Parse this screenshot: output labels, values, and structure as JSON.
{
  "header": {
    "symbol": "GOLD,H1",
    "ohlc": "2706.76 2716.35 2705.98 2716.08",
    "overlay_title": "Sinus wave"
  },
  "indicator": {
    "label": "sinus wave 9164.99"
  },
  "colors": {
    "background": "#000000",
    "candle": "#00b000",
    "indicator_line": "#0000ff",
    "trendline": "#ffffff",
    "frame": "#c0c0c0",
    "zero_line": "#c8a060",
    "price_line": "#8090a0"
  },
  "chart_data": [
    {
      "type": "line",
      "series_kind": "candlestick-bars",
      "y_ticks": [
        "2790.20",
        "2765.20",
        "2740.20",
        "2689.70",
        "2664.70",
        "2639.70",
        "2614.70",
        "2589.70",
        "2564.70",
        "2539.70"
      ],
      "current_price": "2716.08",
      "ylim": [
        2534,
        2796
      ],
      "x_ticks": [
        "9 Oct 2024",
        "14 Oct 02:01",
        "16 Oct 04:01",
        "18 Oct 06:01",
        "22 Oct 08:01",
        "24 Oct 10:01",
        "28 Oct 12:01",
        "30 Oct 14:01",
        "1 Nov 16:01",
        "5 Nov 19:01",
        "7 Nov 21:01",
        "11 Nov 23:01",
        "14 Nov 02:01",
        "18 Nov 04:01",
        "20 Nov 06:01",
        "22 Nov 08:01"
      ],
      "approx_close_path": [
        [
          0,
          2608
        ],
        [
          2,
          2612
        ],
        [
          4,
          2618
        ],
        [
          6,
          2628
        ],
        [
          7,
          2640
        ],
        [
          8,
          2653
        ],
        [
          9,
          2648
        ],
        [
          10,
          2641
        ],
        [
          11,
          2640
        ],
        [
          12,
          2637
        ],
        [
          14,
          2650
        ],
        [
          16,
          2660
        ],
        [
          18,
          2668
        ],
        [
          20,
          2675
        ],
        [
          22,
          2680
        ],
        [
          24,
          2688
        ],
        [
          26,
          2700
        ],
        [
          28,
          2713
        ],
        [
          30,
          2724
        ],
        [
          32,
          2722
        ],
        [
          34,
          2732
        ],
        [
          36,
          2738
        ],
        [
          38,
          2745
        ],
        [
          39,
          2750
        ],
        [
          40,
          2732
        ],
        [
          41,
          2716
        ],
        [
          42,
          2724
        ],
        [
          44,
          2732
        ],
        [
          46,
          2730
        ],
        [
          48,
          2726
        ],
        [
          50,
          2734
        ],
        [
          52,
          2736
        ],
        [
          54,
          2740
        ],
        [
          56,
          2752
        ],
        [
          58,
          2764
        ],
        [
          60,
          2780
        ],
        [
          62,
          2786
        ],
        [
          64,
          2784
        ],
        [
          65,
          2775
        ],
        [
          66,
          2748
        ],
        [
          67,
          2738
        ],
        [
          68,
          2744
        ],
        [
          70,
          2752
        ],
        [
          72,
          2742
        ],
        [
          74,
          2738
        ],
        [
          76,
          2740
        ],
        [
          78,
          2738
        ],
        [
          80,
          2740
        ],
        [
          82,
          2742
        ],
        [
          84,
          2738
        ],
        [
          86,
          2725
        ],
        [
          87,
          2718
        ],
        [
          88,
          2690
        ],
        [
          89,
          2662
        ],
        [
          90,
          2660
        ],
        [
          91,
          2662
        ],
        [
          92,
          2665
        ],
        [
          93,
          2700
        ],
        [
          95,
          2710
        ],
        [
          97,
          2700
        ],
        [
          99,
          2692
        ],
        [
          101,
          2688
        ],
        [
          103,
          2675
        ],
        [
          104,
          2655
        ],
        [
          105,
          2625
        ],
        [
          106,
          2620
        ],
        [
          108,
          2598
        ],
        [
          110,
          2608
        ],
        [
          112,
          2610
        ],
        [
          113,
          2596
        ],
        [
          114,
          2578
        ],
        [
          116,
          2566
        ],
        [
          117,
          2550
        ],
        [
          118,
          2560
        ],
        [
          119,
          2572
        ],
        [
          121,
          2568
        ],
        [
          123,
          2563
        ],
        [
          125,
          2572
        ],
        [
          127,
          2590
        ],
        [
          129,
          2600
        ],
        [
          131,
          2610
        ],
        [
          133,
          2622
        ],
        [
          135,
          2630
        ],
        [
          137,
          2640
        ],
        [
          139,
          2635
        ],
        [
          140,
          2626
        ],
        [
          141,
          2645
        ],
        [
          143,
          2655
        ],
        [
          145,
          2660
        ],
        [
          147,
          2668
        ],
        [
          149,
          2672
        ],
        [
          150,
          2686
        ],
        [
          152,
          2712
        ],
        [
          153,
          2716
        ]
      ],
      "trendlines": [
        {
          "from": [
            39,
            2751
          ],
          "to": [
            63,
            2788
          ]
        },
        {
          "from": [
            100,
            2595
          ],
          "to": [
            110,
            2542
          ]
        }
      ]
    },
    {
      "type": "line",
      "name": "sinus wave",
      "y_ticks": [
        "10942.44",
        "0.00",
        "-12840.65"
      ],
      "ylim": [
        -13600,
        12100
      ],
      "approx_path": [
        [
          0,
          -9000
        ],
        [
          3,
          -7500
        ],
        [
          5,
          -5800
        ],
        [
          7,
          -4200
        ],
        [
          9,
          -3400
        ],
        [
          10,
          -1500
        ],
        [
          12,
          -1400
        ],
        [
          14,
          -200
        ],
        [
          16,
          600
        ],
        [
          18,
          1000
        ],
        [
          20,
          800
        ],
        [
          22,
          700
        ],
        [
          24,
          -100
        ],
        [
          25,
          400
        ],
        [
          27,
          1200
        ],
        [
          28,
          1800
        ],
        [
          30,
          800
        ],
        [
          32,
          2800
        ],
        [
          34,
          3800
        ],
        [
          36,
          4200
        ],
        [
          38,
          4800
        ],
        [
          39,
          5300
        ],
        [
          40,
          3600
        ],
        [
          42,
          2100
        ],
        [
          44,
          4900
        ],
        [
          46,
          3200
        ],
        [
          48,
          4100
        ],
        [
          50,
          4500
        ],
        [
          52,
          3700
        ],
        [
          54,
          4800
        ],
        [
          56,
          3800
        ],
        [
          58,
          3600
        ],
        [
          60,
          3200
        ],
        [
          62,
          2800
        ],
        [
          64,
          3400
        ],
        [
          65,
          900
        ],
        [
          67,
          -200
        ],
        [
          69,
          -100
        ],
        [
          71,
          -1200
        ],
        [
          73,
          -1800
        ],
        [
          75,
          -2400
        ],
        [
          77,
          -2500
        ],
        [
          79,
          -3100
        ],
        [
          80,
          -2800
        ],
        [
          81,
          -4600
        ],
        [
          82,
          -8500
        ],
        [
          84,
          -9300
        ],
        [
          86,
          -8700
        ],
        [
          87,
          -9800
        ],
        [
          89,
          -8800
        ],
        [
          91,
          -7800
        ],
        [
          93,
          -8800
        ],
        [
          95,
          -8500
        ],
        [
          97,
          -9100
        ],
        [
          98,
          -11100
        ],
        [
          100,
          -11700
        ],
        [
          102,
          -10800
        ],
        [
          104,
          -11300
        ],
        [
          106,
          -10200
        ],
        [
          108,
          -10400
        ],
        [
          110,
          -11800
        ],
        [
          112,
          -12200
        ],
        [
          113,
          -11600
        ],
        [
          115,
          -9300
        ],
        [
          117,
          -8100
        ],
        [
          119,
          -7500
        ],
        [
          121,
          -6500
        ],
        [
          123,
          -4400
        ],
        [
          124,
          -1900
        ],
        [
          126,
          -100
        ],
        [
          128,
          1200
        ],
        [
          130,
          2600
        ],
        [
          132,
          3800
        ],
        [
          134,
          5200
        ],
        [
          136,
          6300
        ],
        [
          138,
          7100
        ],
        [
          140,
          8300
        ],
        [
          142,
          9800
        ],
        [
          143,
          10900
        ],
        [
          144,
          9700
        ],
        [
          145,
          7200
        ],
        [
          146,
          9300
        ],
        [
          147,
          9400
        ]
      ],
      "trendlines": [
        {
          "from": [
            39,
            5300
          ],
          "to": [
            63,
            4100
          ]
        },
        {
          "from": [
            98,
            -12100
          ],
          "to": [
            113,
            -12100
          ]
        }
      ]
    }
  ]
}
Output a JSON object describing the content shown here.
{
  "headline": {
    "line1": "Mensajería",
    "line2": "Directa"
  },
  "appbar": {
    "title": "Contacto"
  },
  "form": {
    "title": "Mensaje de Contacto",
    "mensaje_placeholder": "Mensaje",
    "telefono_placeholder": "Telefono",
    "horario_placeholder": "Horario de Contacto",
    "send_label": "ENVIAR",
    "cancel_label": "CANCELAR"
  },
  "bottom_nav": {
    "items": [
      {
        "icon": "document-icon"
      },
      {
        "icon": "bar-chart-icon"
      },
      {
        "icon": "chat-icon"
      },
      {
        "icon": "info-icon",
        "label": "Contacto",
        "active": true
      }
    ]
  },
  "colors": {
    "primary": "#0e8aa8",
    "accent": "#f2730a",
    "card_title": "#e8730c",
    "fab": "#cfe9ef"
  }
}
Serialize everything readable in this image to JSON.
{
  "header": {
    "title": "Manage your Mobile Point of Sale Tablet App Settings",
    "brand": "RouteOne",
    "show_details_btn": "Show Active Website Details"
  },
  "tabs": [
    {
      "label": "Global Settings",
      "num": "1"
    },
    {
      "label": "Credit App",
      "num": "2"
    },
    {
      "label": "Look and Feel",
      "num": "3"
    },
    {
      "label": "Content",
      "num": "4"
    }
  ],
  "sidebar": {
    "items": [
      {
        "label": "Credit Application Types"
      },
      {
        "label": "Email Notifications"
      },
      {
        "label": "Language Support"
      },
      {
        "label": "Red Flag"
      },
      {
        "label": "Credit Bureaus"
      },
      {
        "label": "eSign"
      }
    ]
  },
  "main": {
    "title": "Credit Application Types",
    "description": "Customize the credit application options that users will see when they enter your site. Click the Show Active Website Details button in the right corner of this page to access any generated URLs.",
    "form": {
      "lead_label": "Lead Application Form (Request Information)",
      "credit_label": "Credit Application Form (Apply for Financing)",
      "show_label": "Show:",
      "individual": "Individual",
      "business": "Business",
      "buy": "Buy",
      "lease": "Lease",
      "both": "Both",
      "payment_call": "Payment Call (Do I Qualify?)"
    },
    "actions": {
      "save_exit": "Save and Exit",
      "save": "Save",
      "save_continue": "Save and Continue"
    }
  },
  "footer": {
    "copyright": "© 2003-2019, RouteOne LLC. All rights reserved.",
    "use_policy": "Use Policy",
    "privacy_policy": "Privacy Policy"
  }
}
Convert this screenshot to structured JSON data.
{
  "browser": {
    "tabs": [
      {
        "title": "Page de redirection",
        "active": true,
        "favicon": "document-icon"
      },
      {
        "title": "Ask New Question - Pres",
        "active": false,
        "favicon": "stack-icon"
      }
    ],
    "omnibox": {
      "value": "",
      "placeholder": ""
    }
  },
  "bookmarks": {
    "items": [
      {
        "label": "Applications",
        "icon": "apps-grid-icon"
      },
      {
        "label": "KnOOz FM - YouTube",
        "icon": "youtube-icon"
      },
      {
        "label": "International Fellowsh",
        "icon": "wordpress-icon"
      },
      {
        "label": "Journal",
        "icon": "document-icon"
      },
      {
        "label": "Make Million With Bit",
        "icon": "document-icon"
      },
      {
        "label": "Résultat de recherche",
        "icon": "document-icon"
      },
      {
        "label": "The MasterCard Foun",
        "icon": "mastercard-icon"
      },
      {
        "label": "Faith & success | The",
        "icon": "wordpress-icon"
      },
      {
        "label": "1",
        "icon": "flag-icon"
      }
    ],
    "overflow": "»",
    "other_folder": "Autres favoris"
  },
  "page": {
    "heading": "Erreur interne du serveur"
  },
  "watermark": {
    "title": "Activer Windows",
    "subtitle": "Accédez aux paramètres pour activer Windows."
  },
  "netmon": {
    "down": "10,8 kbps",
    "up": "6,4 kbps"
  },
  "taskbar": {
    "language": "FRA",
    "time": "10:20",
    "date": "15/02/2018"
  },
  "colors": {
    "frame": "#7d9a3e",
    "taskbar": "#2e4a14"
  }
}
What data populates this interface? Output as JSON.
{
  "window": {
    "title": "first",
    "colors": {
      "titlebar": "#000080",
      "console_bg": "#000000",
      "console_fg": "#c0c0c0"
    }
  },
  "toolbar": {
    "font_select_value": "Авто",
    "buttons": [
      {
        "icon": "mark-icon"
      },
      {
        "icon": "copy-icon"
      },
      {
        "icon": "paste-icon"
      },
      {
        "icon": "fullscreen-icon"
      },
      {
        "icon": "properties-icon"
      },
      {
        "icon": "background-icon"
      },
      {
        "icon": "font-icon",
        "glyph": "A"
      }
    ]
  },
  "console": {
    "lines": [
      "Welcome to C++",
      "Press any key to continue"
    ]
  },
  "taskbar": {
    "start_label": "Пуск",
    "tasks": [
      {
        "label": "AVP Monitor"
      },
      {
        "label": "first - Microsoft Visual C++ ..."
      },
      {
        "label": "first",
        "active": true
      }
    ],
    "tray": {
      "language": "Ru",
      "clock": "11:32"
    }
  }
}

WHAT IS BEING ASKED >>
Tell how many lines hold the string "Settings", giving the number and nothing else.

FINISHED ANSWER >>
2